__WHAT THE TASK REQUIRES__
Find the line containing "Extract the structured", then return it and every line after it through the end of the records, exactly. Leave out pictures.

____________________

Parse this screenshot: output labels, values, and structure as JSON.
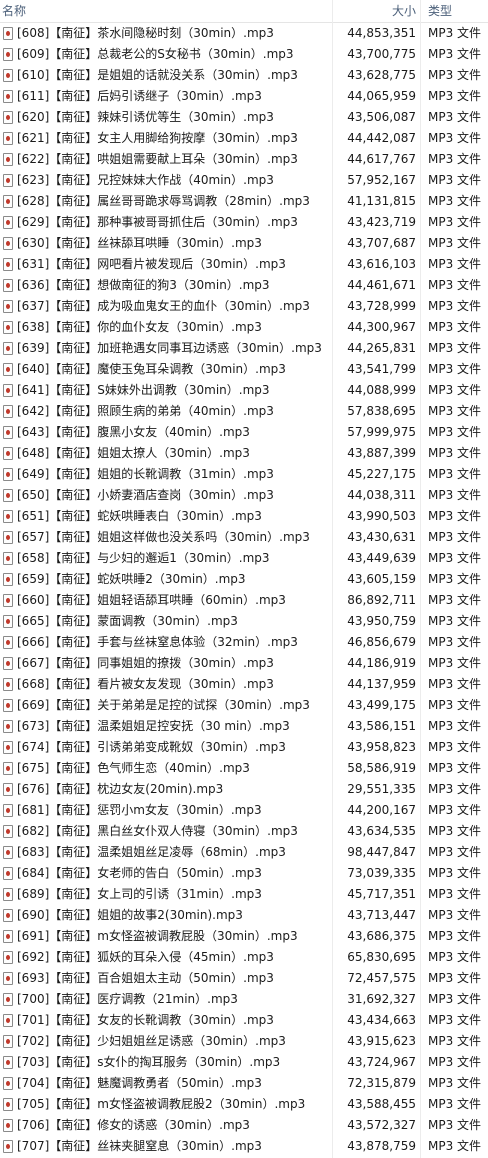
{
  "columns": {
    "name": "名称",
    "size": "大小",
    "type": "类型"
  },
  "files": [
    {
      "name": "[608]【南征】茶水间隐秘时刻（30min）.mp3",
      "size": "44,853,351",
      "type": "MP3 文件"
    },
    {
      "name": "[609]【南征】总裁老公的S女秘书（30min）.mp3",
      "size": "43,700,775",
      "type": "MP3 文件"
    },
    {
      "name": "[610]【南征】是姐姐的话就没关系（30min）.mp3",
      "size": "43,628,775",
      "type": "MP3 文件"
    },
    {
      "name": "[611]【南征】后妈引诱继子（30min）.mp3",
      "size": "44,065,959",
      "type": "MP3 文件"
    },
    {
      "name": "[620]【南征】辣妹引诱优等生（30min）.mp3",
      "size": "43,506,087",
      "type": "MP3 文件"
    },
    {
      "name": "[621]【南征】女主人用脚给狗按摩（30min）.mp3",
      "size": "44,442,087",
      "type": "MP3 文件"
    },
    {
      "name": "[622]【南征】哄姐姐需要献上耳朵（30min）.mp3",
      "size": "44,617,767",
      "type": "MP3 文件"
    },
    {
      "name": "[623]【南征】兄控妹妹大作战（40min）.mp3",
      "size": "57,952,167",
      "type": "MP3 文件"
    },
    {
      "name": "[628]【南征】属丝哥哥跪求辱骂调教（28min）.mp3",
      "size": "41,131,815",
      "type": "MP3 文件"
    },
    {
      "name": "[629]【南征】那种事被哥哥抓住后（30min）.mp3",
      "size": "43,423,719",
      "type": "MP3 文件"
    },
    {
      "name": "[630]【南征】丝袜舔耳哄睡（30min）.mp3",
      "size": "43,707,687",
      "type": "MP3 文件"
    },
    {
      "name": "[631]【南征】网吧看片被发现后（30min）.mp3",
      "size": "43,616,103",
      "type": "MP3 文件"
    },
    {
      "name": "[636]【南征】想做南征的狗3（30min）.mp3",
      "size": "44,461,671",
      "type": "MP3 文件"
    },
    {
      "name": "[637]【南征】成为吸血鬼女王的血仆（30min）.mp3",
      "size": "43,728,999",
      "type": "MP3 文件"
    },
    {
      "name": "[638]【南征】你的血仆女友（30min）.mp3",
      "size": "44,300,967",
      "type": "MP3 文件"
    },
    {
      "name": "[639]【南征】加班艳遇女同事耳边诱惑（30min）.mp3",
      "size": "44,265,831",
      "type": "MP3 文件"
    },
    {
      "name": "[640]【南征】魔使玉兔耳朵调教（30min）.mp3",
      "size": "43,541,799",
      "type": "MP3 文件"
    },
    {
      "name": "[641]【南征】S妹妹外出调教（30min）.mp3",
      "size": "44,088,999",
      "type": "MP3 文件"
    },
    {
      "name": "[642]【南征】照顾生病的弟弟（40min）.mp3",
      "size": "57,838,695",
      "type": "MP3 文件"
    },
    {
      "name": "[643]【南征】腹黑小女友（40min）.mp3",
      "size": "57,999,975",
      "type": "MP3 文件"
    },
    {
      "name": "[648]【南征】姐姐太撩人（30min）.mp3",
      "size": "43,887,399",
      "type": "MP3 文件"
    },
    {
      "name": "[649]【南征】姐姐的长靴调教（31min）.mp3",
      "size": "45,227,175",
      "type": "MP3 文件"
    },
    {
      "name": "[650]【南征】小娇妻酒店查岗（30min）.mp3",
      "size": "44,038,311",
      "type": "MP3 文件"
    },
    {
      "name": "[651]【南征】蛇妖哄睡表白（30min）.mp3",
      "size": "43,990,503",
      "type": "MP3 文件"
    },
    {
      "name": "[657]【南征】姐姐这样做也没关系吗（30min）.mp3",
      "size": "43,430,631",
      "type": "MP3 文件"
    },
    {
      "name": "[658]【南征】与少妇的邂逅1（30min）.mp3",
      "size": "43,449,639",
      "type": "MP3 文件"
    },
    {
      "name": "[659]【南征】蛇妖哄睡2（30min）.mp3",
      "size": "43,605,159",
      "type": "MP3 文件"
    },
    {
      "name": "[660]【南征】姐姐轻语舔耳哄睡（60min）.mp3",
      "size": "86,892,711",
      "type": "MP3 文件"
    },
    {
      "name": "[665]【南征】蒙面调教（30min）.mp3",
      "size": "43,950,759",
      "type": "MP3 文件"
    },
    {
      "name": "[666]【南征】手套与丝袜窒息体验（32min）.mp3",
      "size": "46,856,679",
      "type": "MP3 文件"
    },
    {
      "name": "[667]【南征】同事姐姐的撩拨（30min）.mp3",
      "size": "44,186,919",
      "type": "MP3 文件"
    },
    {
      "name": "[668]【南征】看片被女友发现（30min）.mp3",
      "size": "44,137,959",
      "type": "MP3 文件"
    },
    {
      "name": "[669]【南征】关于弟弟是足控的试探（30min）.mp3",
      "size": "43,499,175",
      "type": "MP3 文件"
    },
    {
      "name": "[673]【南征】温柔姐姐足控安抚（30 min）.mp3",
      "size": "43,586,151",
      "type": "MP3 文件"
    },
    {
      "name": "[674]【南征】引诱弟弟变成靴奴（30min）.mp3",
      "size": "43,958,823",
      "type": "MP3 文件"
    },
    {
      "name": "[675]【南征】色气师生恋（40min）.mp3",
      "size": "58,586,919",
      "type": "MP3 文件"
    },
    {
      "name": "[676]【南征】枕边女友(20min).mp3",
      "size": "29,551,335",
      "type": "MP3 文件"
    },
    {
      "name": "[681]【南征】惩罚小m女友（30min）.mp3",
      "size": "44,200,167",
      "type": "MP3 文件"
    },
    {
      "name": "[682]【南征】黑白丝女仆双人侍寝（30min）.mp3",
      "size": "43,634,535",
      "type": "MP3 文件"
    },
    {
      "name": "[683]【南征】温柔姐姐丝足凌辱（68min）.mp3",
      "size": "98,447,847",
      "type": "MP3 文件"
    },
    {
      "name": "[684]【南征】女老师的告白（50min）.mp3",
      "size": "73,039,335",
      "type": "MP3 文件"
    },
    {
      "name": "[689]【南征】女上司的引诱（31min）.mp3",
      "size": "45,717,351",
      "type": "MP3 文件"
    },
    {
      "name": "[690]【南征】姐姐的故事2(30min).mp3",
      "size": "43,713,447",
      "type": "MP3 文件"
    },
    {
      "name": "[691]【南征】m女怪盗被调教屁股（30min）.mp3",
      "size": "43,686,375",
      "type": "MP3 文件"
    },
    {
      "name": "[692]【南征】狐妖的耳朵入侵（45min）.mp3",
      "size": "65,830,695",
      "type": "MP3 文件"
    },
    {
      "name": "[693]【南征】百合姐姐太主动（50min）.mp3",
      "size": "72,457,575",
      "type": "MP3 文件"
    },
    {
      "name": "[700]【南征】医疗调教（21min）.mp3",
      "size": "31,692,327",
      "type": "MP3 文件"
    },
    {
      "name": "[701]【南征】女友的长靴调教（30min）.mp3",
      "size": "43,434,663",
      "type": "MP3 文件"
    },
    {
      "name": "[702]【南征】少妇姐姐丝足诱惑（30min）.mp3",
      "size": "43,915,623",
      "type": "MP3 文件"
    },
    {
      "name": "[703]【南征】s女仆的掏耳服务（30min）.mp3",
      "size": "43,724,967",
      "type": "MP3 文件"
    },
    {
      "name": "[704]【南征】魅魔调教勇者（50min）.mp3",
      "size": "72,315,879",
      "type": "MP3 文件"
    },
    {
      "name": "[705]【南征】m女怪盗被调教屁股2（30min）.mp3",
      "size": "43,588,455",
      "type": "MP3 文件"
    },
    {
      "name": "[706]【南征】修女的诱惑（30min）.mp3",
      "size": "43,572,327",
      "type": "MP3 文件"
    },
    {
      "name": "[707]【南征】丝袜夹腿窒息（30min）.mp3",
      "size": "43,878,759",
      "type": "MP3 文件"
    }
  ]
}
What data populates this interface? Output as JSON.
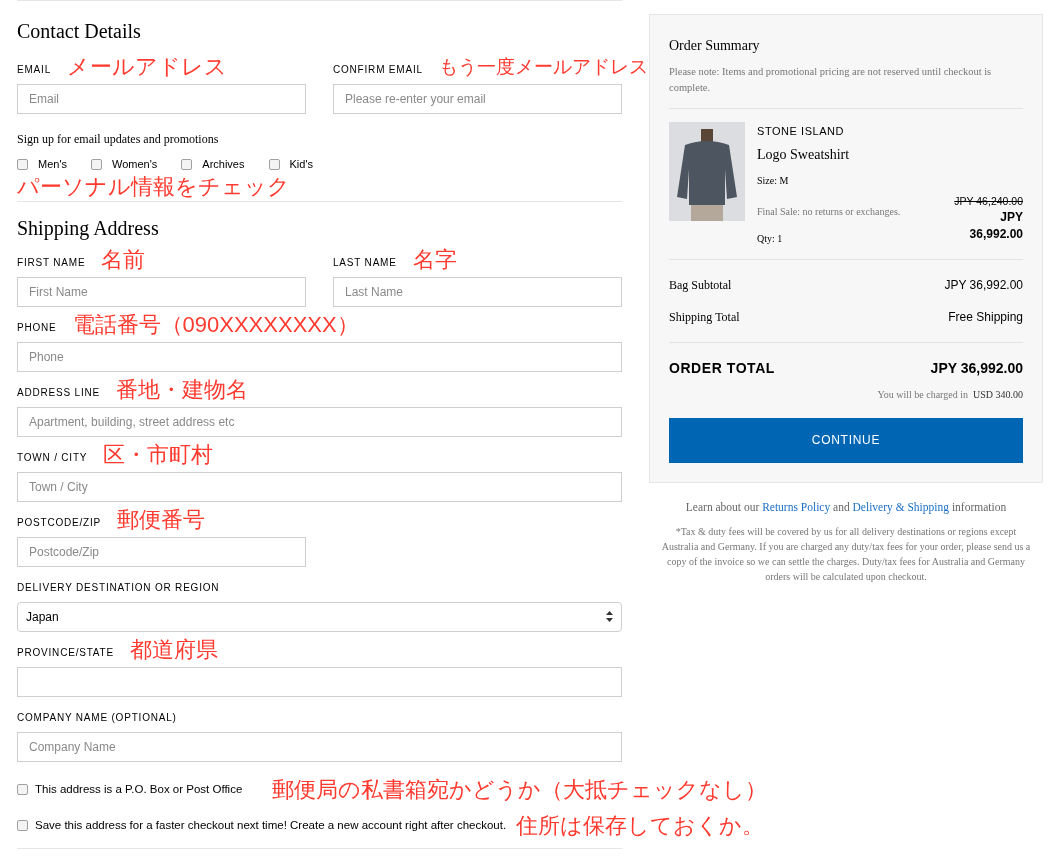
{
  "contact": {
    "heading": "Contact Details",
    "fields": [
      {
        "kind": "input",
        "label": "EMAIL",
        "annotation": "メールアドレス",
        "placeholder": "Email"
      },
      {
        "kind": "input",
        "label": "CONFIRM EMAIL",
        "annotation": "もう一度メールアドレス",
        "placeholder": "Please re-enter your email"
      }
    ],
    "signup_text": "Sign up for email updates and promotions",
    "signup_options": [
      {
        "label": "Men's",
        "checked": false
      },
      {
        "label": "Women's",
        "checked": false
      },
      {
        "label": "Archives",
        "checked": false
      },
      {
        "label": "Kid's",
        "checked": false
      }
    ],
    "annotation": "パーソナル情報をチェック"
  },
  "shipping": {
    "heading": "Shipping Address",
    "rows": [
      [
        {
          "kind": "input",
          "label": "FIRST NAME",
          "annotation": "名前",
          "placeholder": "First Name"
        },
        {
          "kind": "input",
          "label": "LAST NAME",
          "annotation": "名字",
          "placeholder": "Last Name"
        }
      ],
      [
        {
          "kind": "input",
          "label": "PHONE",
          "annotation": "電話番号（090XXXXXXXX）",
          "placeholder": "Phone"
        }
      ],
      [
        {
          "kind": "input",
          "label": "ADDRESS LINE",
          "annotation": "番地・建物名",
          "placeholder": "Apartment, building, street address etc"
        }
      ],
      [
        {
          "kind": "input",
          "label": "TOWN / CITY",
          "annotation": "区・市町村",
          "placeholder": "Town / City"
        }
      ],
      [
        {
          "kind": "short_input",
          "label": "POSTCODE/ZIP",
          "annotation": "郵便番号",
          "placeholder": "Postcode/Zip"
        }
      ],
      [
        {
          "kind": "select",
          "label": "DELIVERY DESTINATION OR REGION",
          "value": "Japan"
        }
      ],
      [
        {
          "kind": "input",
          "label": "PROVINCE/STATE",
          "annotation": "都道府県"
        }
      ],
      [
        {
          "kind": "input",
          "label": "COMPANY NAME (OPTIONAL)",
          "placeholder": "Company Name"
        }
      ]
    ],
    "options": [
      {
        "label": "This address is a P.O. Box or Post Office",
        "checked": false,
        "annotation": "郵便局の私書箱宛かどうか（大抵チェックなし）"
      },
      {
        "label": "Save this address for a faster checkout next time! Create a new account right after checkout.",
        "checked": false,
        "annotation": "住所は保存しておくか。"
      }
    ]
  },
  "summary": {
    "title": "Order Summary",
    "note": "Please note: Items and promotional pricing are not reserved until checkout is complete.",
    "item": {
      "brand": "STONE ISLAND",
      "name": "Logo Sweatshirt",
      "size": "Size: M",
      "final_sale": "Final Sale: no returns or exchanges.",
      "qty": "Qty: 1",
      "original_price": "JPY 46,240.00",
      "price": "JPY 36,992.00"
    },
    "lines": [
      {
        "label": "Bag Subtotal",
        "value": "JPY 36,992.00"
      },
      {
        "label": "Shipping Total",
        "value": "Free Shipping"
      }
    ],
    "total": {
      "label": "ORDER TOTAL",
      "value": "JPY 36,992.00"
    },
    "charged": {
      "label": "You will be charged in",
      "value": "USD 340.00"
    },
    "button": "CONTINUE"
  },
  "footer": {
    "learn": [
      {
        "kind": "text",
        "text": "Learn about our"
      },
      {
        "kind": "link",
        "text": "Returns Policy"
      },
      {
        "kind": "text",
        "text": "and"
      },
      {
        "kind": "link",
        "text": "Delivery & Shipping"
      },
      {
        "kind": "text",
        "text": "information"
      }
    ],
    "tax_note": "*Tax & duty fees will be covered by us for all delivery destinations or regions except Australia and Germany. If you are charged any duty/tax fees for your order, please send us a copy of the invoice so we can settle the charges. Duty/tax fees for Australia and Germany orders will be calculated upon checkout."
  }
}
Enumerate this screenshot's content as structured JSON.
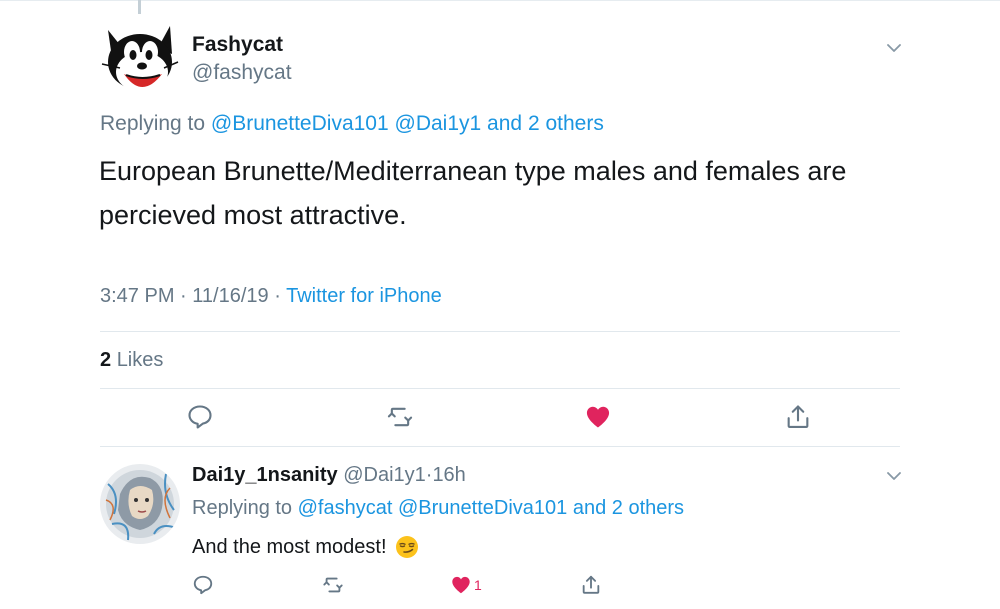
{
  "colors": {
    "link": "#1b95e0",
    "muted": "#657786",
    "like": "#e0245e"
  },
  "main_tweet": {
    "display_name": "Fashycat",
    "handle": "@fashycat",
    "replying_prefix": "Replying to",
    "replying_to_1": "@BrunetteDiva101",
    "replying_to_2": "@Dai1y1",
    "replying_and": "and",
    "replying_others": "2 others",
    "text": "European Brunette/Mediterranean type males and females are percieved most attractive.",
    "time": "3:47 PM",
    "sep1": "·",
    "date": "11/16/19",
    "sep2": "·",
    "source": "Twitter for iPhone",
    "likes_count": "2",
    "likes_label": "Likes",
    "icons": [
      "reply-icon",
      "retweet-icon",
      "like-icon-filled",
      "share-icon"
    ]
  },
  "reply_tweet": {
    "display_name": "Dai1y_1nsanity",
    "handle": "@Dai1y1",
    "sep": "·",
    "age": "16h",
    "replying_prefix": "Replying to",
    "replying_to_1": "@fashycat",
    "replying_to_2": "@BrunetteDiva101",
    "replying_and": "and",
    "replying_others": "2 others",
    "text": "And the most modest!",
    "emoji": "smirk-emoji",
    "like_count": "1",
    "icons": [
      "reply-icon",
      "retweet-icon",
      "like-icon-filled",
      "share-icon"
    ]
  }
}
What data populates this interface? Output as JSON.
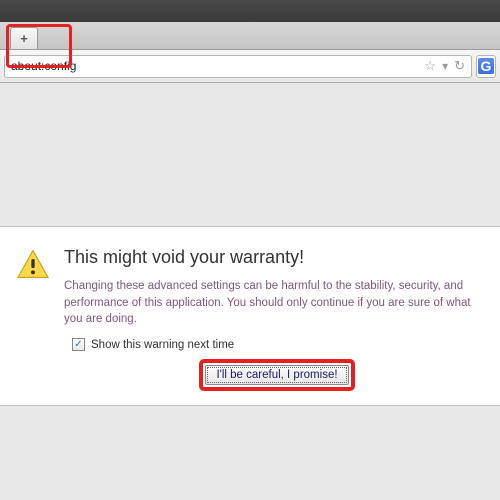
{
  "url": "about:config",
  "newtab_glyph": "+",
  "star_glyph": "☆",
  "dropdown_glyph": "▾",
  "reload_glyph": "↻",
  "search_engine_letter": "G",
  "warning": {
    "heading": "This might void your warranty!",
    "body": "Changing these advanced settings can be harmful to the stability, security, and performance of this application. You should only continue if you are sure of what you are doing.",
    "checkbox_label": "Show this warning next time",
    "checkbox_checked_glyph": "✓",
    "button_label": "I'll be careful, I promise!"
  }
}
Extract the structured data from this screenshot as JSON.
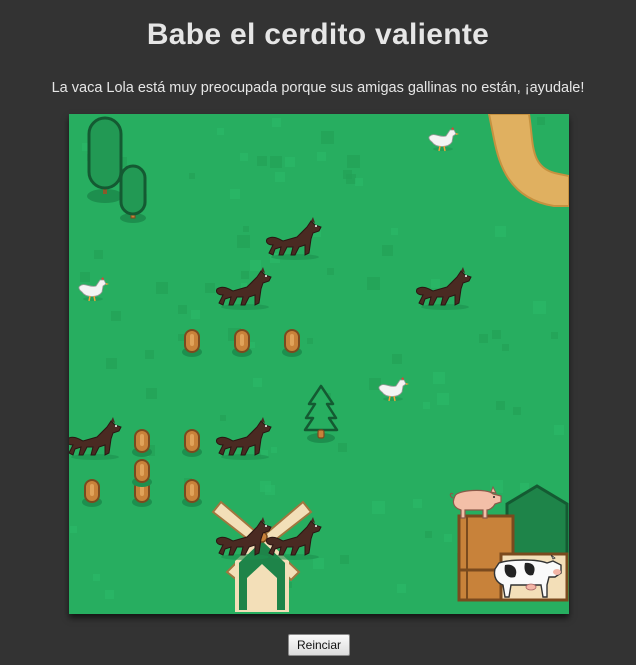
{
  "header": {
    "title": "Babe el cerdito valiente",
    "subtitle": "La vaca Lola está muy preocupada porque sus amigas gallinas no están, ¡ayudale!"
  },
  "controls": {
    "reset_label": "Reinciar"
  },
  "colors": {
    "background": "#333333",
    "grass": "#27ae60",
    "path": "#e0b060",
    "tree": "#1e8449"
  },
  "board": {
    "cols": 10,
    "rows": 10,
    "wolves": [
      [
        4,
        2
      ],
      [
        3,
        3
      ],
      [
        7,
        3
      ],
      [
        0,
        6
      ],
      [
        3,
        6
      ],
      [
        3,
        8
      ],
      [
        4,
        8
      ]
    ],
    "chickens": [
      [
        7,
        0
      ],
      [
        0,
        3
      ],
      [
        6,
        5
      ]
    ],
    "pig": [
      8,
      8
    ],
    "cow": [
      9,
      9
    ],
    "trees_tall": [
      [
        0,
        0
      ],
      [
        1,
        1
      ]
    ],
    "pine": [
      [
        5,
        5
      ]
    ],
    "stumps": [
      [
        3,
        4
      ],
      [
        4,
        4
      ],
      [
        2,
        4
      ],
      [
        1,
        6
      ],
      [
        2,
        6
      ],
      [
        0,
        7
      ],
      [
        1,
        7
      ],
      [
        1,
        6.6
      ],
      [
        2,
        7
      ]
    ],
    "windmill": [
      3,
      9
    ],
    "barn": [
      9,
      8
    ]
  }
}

____________________

__RESULT OF THIS EXERCISE__
Extract the structured data from this screenshot as JSON.
{
  "header": {
    "title": "Babe el cerdito valiente",
    "subtitle": "La vaca Lola está muy preocupada porque sus amigas gallinas no están, ¡ayudale!"
  },
  "controls": {
    "reset_label": "Reinciar"
  },
  "colors": {
    "background": "#333333",
    "grass": "#27ae60",
    "path": "#e0b060",
    "tree": "#1e8449"
  },
  "board": {
    "cols": 10,
    "rows": 10,
    "wolves": [
      [
        4,
        2
      ],
      [
        3,
        3
      ],
      [
        7,
        3
      ],
      [
        0,
        6
      ],
      [
        3,
        6
      ],
      [
        3,
        8
      ],
      [
        4,
        8
      ]
    ],
    "chickens": [
      [
        7,
        0
      ],
      [
        0,
        3
      ],
      [
        6,
        5
      ]
    ],
    "pig": [
      8,
      8
    ],
    "cow": [
      9,
      9
    ],
    "trees_tall": [
      [
        0,
        0
      ],
      [
        1,
        1
      ]
    ],
    "pine": [
      [
        5,
        5
      ]
    ],
    "stumps": [
      [
        3,
        4
      ],
      [
        4,
        4
      ],
      [
        2,
        4
      ],
      [
        1,
        6
      ],
      [
        2,
        6
      ],
      [
        0,
        7
      ],
      [
        1,
        7
      ],
      [
        1,
        6.6
      ],
      [
        2,
        7
      ]
    ],
    "windmill": [
      3,
      9
    ],
    "barn": [
      9,
      8
    ]
  }
}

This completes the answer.